Speculating Our Way To Prosperity


We have been discussing the consumption of capital. Last week, for example, we concluded with:

“We see people eating more of the seed corn.”

Morally, socialism is the enslavement of man to man. If you create something, they want not just to take it from you, but to render you unable to create anything else. They declare that the ideal is “from each according to his ability.” This is about the most perfect expression of envy ever put into words. By envy, we mean the hatred of the good for being the good. We mean the sort of person that if he sees you have something, he wants to take it. Not so much to have it for himself, but to deprive you of it.

Economically, socialism is the system of capital consumption. It cannot produce—witness the consistent starvation in every socialist utopia ever. These socialist paradises were hailed as socialism while it seemed to be working, while the capital lasted. Then the capital was finally depleted, and the socialist apologists bleated that it wasn’t true socialism. Venezuela is an example of this.

There are two means of getting people to consume their capital. One is the plain old dictatorship. The strongman commands it. And anyone who disobeys, or merely questions it, is disappeared to a gulag. Shooting dissidents is effective, so long as the people buy into the philosophy of socialism. When they stop, which usually occurs when the capital runs out, watch out. Thousands of statues of Stalin toppled. The Berlin Wall toppled.

# [Given material]

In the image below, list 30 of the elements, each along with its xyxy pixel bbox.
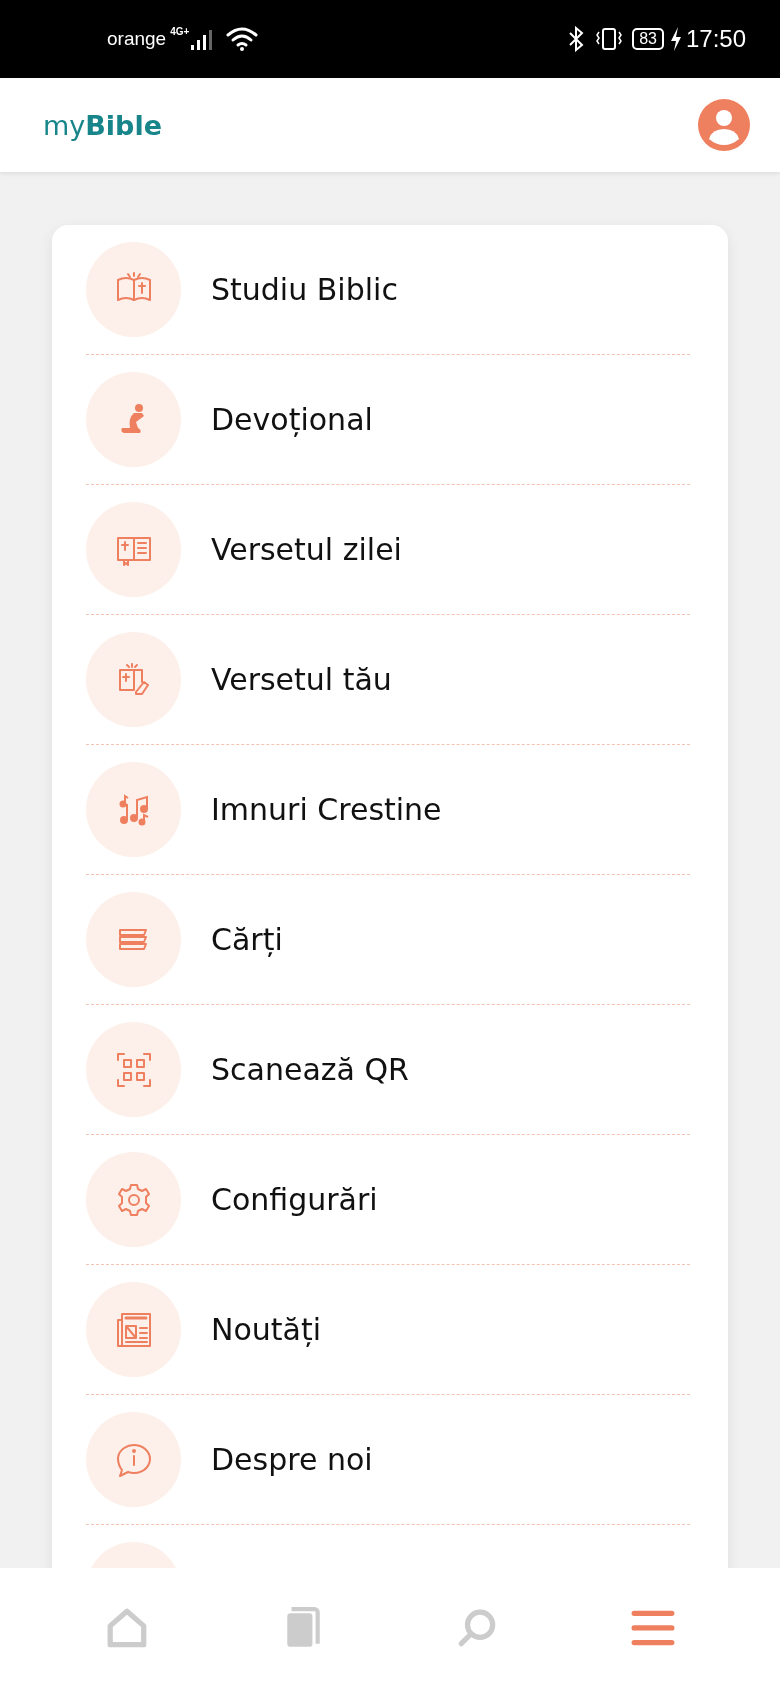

# [Stated goal]
Answer these from the passage on capital consumption:
1. With what sentence did the previous week's discussion conclude?
2. Which country is cited as an example of a socialist paradise whose apologists later said it was not true socialism?
3. Besides thousands of statues of Stalin, what else does the passage say toppled?

# [Output of the exercise]
1. "We see people eating more of the seed corn."
2. Venezuela.
3. The Berlin Wall.